- [INSTRUCTIONS TO FOLLOW]: Only a number is required: how many lines of the material contain the word "الأمور"?

Records from a dataset:
——————————

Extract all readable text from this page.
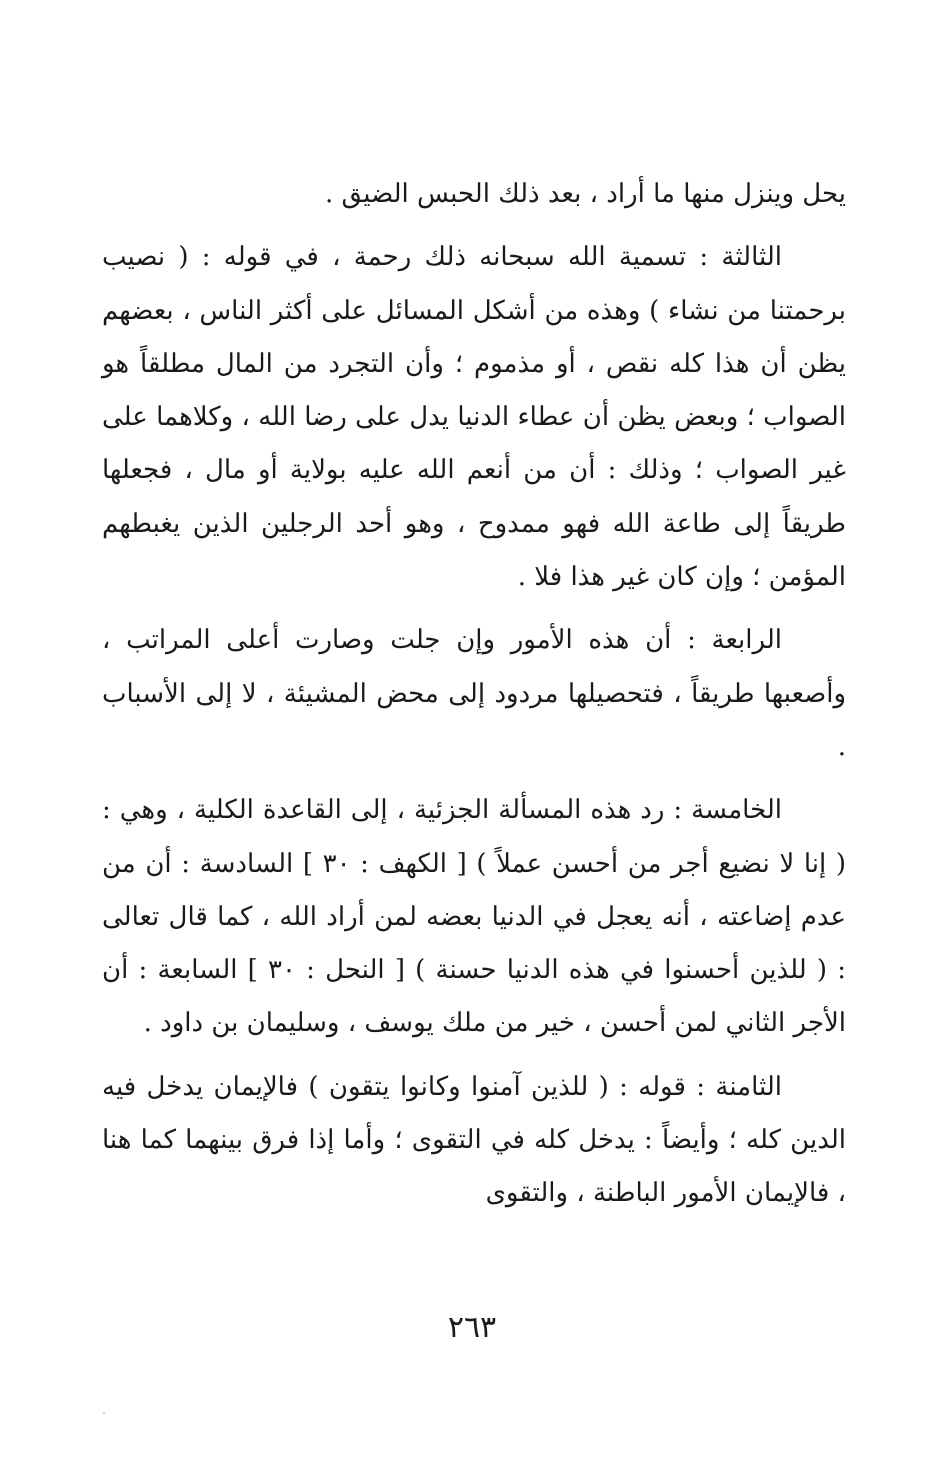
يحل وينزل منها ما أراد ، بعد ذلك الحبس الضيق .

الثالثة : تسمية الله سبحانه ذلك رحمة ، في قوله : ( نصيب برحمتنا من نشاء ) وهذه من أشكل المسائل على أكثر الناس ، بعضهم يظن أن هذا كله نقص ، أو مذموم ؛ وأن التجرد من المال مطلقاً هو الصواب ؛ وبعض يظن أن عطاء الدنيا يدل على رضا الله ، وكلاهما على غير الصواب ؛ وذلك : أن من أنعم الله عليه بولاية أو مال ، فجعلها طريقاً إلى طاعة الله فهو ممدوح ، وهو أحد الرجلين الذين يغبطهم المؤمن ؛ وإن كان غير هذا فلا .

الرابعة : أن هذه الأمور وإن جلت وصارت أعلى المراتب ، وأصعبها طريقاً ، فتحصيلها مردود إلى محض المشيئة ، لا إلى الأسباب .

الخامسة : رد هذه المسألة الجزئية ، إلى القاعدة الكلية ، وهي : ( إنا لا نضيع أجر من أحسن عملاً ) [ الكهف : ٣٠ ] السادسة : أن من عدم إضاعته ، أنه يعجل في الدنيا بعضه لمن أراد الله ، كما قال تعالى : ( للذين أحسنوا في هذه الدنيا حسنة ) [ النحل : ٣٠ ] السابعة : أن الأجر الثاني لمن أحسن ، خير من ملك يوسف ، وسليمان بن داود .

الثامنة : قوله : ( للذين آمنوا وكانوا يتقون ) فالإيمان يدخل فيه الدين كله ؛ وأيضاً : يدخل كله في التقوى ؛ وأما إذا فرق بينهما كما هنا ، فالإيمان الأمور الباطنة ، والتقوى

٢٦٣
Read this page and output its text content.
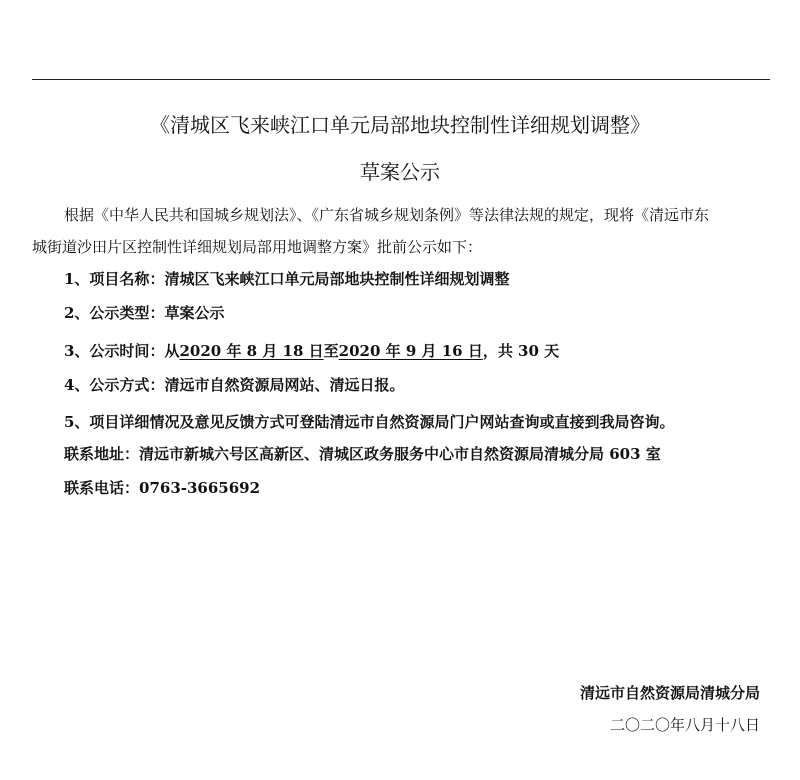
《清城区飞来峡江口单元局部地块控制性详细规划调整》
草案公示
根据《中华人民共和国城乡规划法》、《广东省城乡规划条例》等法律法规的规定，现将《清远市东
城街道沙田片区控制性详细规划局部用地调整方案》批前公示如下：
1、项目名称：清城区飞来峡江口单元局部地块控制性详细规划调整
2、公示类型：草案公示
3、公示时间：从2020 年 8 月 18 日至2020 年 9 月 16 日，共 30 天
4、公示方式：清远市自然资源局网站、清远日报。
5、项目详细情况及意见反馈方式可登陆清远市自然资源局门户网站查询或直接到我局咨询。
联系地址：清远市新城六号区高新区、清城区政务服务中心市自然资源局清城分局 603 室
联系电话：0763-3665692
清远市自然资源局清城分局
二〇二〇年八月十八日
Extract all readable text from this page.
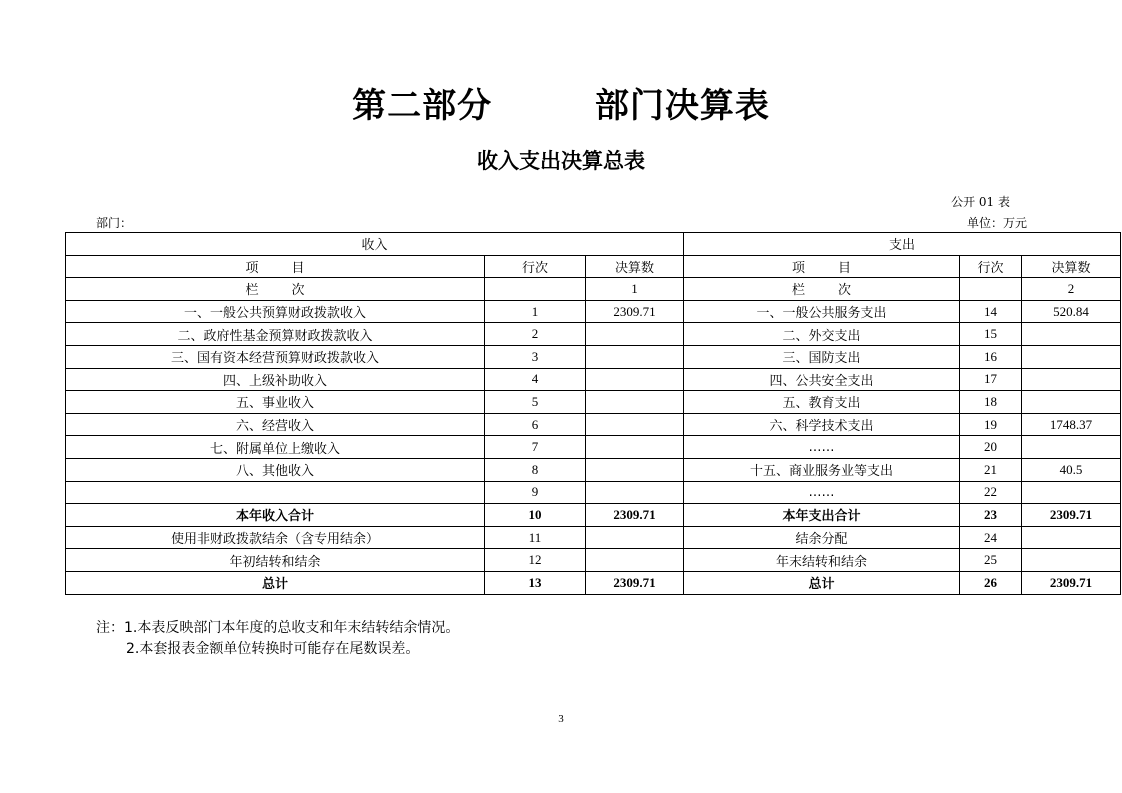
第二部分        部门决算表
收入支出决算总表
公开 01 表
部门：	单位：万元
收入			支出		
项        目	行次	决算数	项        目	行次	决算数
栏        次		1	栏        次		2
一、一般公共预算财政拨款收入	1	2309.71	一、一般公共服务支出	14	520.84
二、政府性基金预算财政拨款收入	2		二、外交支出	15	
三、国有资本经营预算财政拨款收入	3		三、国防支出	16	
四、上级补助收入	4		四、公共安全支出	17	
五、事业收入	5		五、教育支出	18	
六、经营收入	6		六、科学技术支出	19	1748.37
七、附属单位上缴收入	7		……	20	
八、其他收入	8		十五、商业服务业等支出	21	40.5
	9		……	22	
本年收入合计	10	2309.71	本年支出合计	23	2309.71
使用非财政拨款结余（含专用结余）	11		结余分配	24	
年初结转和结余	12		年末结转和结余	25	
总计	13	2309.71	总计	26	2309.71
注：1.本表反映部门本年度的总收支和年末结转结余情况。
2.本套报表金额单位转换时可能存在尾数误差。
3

——————————

- [EXERCISE OUTPUT]: 2